*Data rows*
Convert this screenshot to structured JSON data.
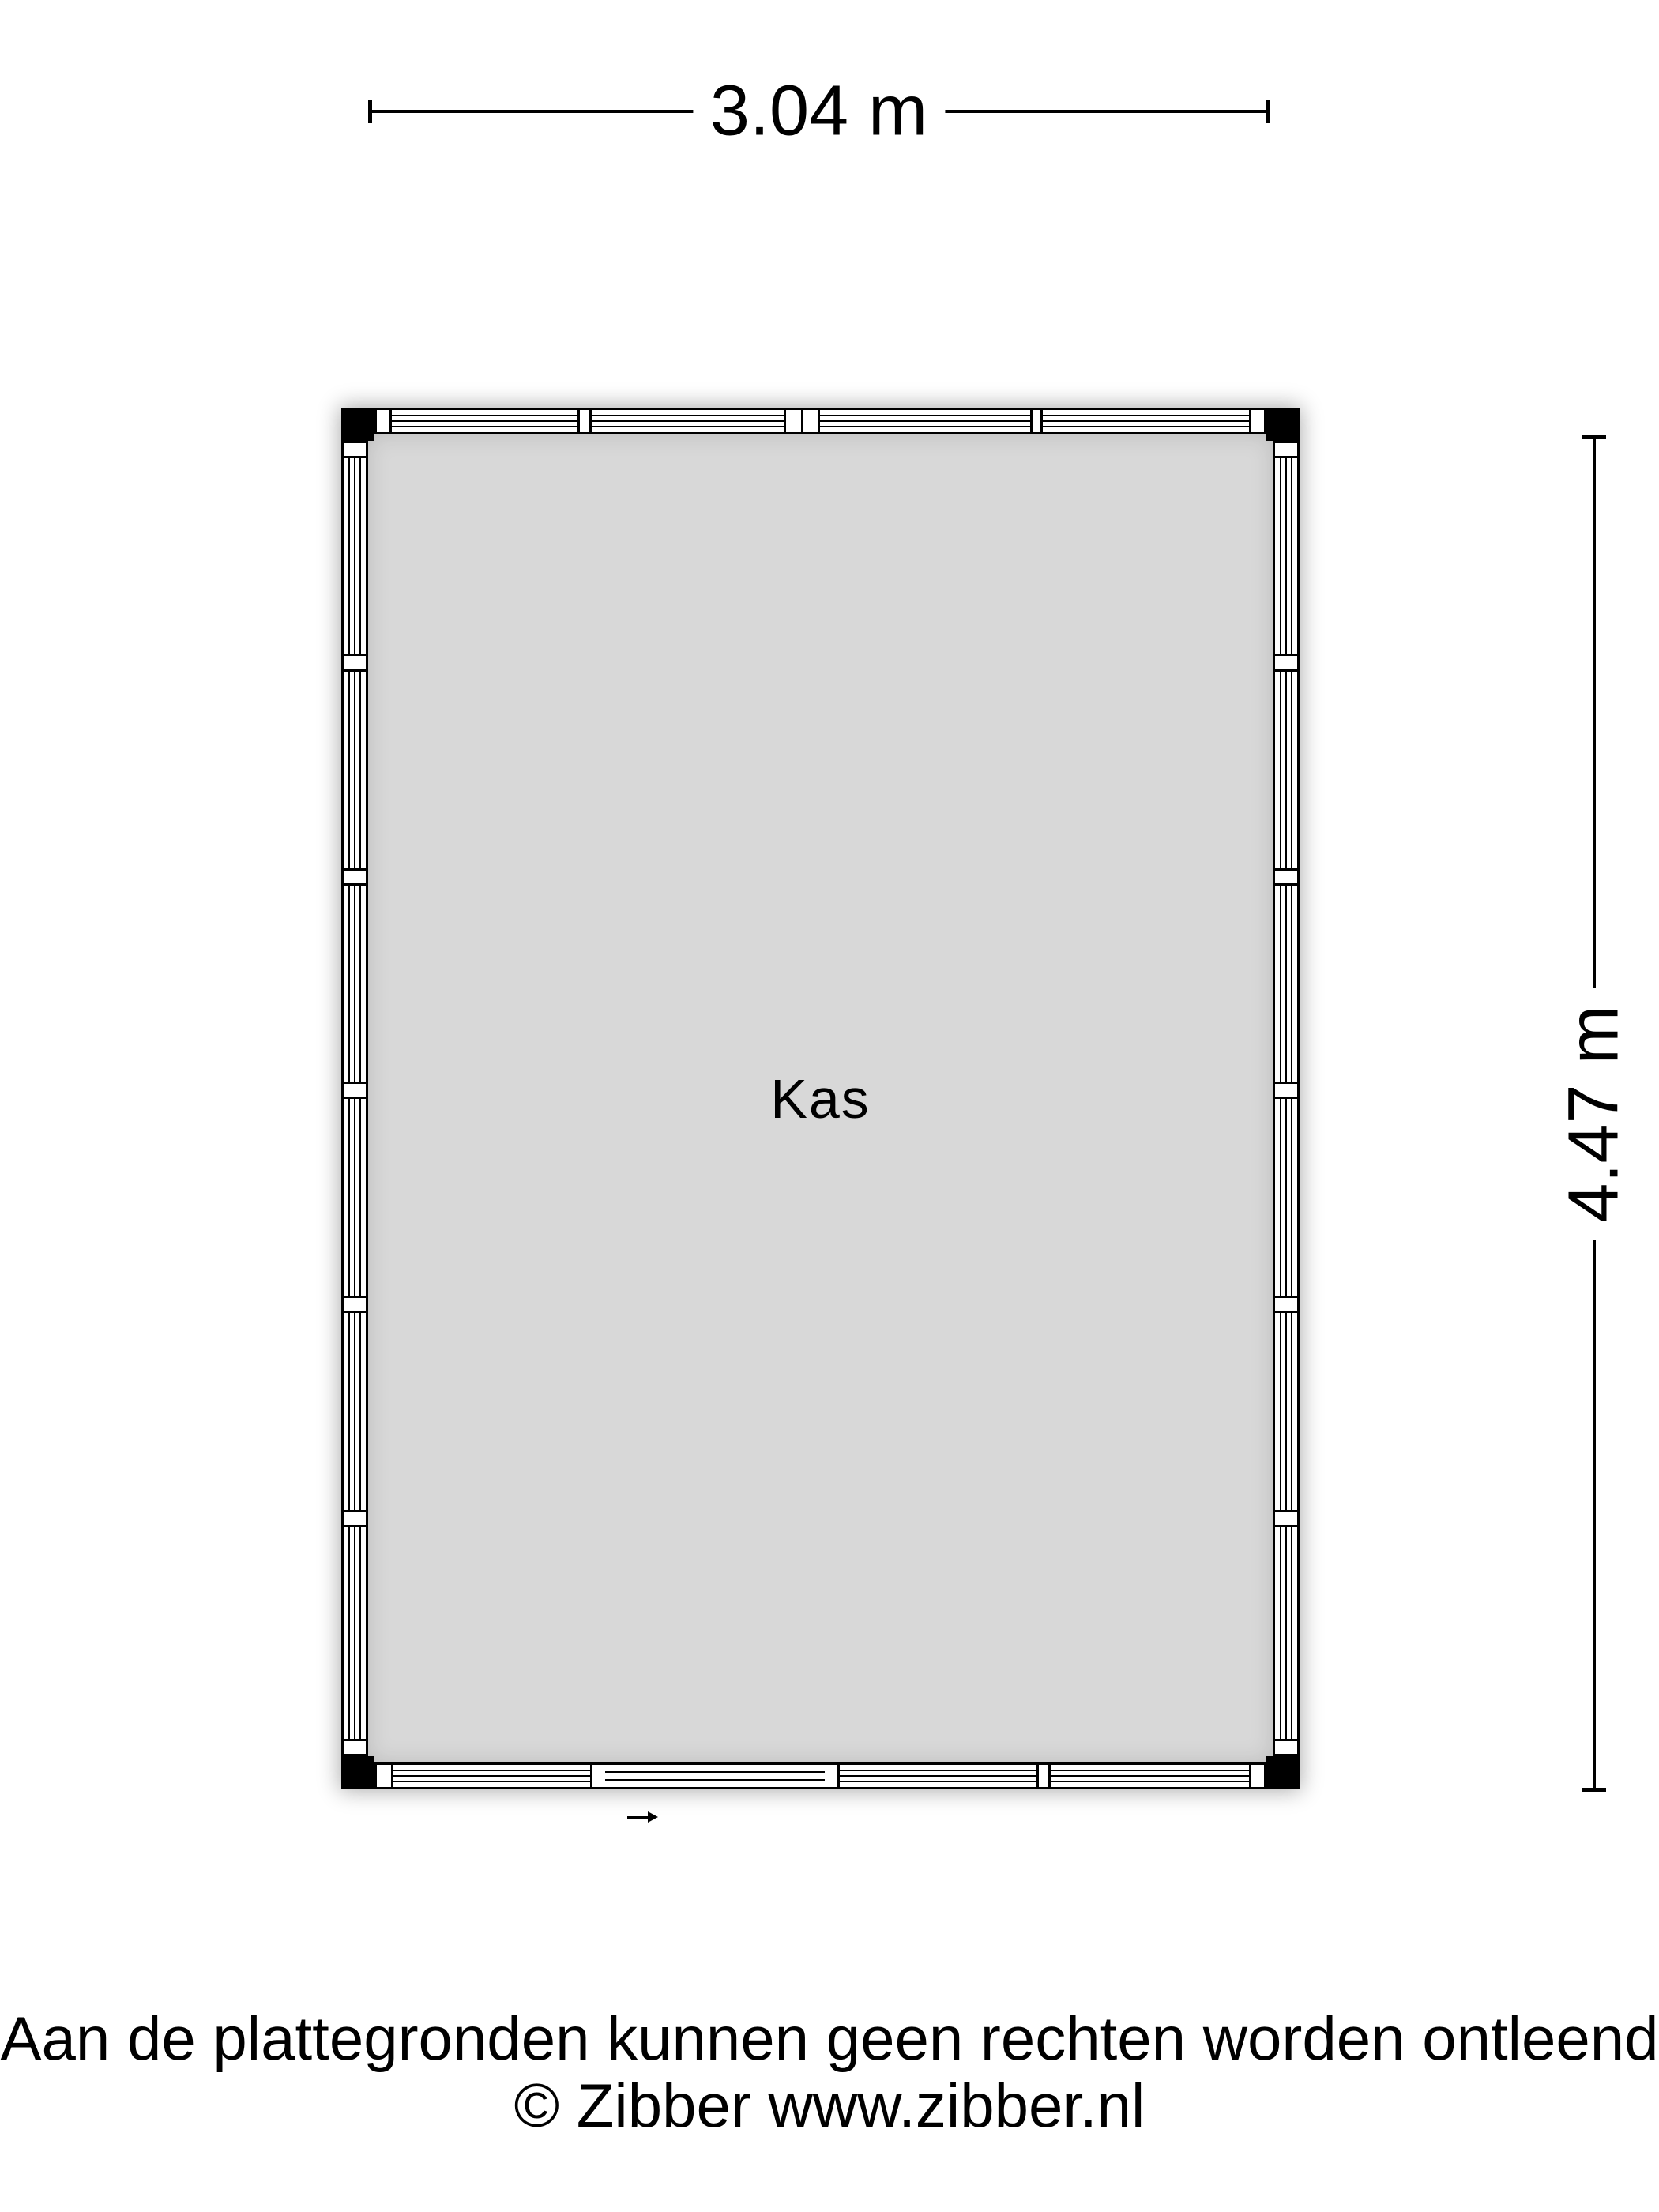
{
  "plan": {
    "room_label": "Kas",
    "width_dimension": "3.04 m",
    "height_dimension": "4.47 m"
  },
  "footer": {
    "disclaimer": "Aan de plattegronden kunnen geen rechten worden ontleend",
    "copyright": "© Zibber www.zibber.nl"
  },
  "icons": {
    "entrance_arrow": "right-arrow"
  },
  "colors": {
    "floor_fill": "#d8d8d8",
    "wall_fill": "#ffffff",
    "line_color": "#000000",
    "shadow": "rgba(0,0,0,0.33)"
  }
}
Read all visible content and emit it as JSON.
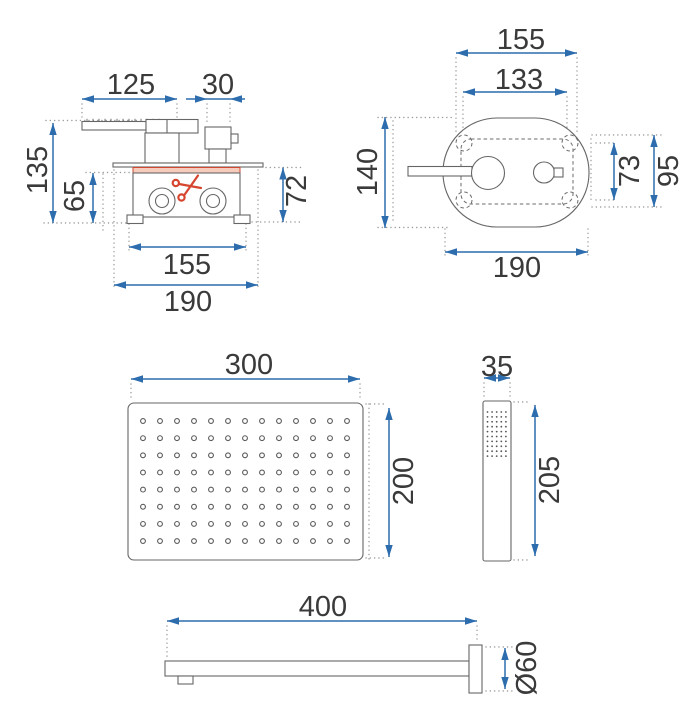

*Do this*
Each line above is to be copied verbatim. Drop any image from the copy.

*Answer to this problem*
Convert this screenshot to structured JSON data.
{
  "plan": {
    "room_label": "Kas",
    "width_dimension": "3.04 m",
    "height_dimension": "4.47 m"
  },
  "footer": {
    "disclaimer": "Aan de plattegronden kunnen geen rechten worden ontleend",
    "copyright": "© Zibber www.zibber.nl"
  },
  "icons": {
    "entrance_arrow": "right-arrow"
  },
  "colors": {
    "floor_fill": "#d8d8d8",
    "wall_fill": "#ffffff",
    "line_color": "#000000",
    "shadow": "rgba(0,0,0,0.33)"
  }
}
Read all visible content and emit it as JSON.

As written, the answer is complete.